━━ Materials provided ━━

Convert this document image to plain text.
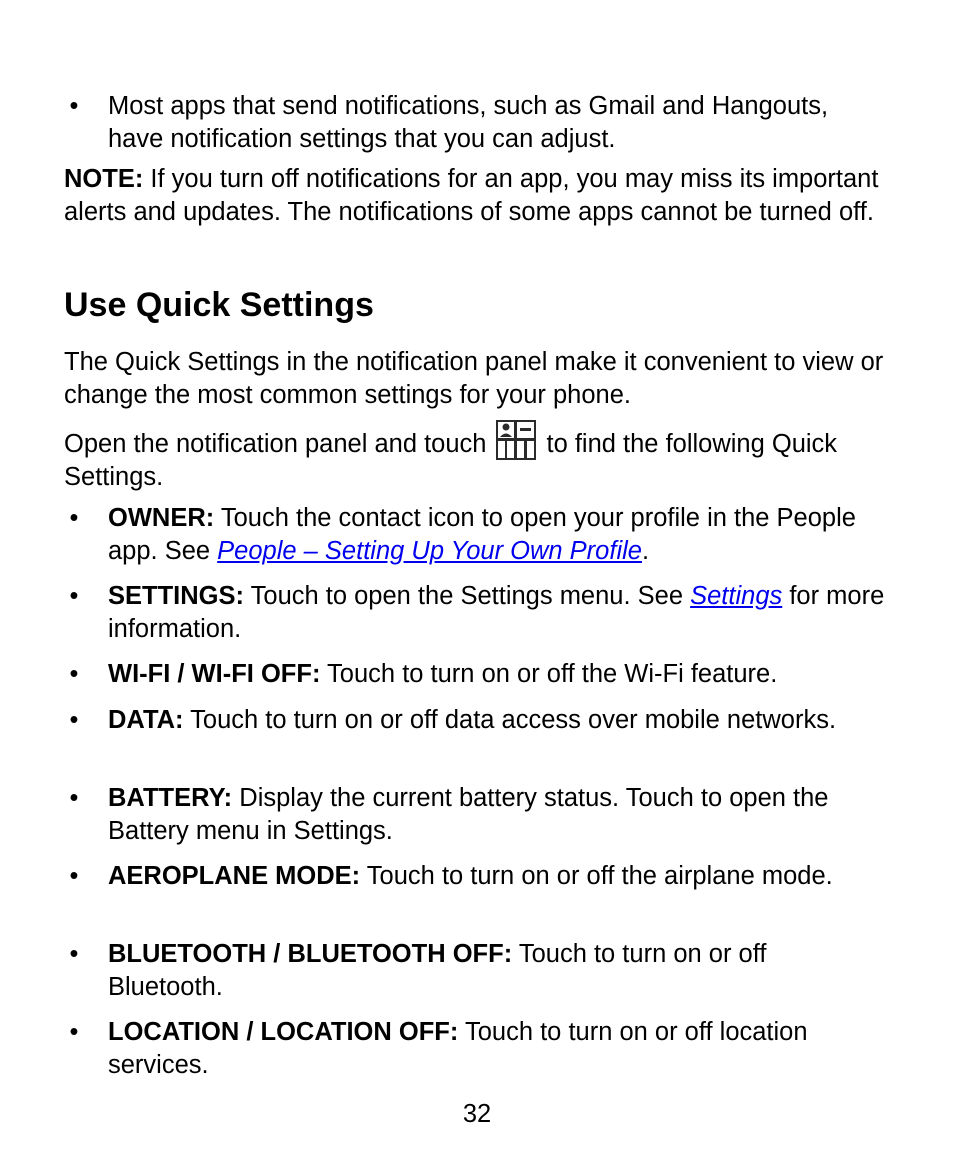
• Most apps that send notifications, such as Gmail and Hangouts, have notification settings that you can adjust.

NOTE: If you turn off notifications for an app, you may miss its important alerts and updates. The notifications of some apps cannot be turned off.

Use Quick Settings

The Quick Settings in the notification panel make it convenient to view or change the most common settings for your phone.

Open the notification panel and touch to find the following Quick Settings.

• OWNER: Touch the contact icon to open your profile in the People app. See People – Setting Up Your Own Profile.
• SETTINGS: Touch to open the Settings menu. See Settings for more information.
• WI-FI / WI-FI OFF: Touch to turn on or off the Wi-Fi feature.
• DATA: Touch to turn on or off data access over mobile networks.
• BATTERY: Display the current battery status. Touch to open the Battery menu in Settings.
• AEROPLANE MODE: Touch to turn on or off the airplane mode.
• BLUETOOTH / BLUETOOTH OFF: Touch to turn on or off Bluetooth.
• LOCATION / LOCATION OFF: Touch to turn on or off location services.
32
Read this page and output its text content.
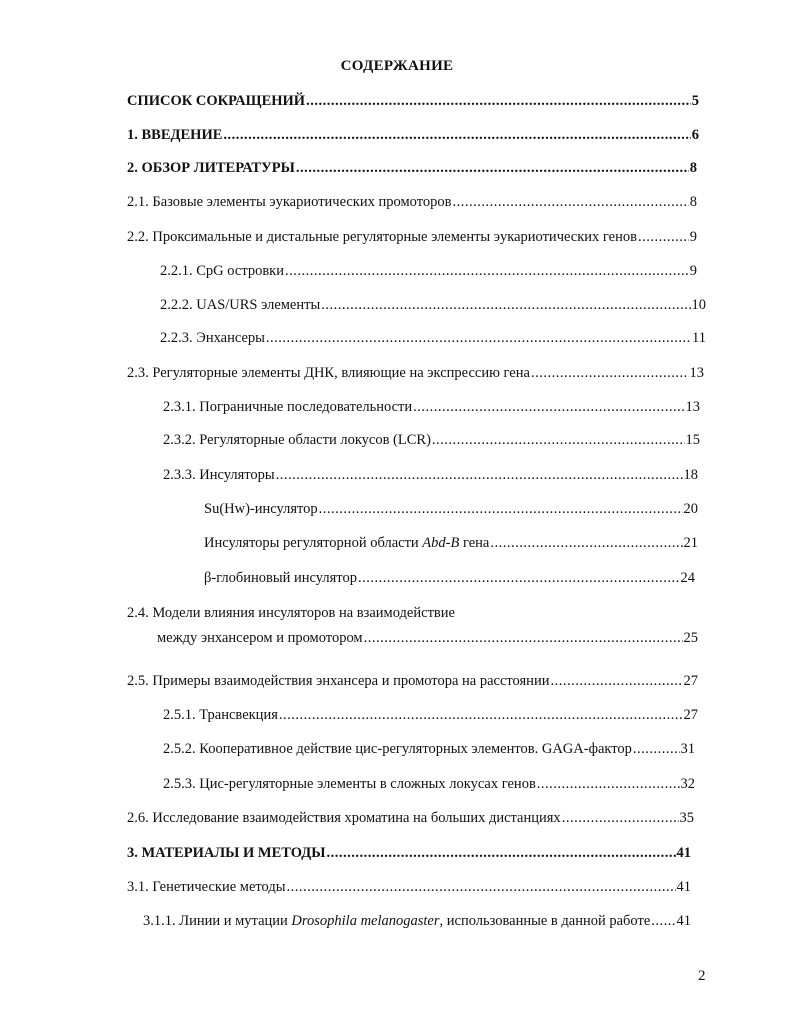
СОДЕРЖАНИЕ
СПИСОК СОКРАЩЕНИЙ .....	5
1. ВВЕДЕНИЕ .....	6
2. ОБЗОР ЛИТЕРАТУРЫ .....	8
2.1. Базовые элементы эукариотических промоторов .....	8
2.2. Проксимальные и дистальные регуляторные элементы эукариотических генов .....	9
2.2.1. CpG островки .....	9
2.2.2. UAS/URS элементы .....	10
2.2.3. Энхансеры .....	11
2.3. Регуляторные элементы ДНК, влияющие на экспрессию гена .....	13
2.3.1. Пограничные последовательности .....	13
2.3.2. Регуляторные области локусов (LCR) .....	15
2.3.3. Инсуляторы .....	18
Su(Hw)-инсулятор .....	20
Инсуляторы регуляторной области Abd-B гена .....	21
β-глобиновый инсулятор .....	24
2.4. Модели влияния инсуляторов на взаимодействие
между энхансером и промотором .....	25
2.5. Примеры взаимодействия энхансера и промотора на расстоянии .....	27
2.5.1. Трансвекция .....	27
2.5.2. Кооперативное действие цис-регуляторных элементов. GAGA-фактор .....	31
2.5.3. Цис-регуляторные элементы в сложных локусах генов .....	32
2.6. Исследование взаимодействия хроматина на больших дистанциях .....	35
3. МАТЕРИАЛЫ И МЕТОДЫ .....	41
3.1. Генетические методы .....	41
3.1.1. Линии и мутации Drosophila melanogaster, использованные в данной работе ..... 41
2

━━━

• [Problem]: Show all lines in the entries above where the word "элементы" appears.

• [Result for this task]:
2.1. Базовые элементы эукариотических промоторов .....	8
2.2. Проксимальные и дистальные регуляторные элементы эукариотических генов .....	9
2.2.2. UAS/URS элементы .....	10
2.3. Регуляторные элементы ДНК, влияющие на экспрессию гена .....	13
2.5.3. Цис-регуляторные элементы в сложных локусах генов .....	32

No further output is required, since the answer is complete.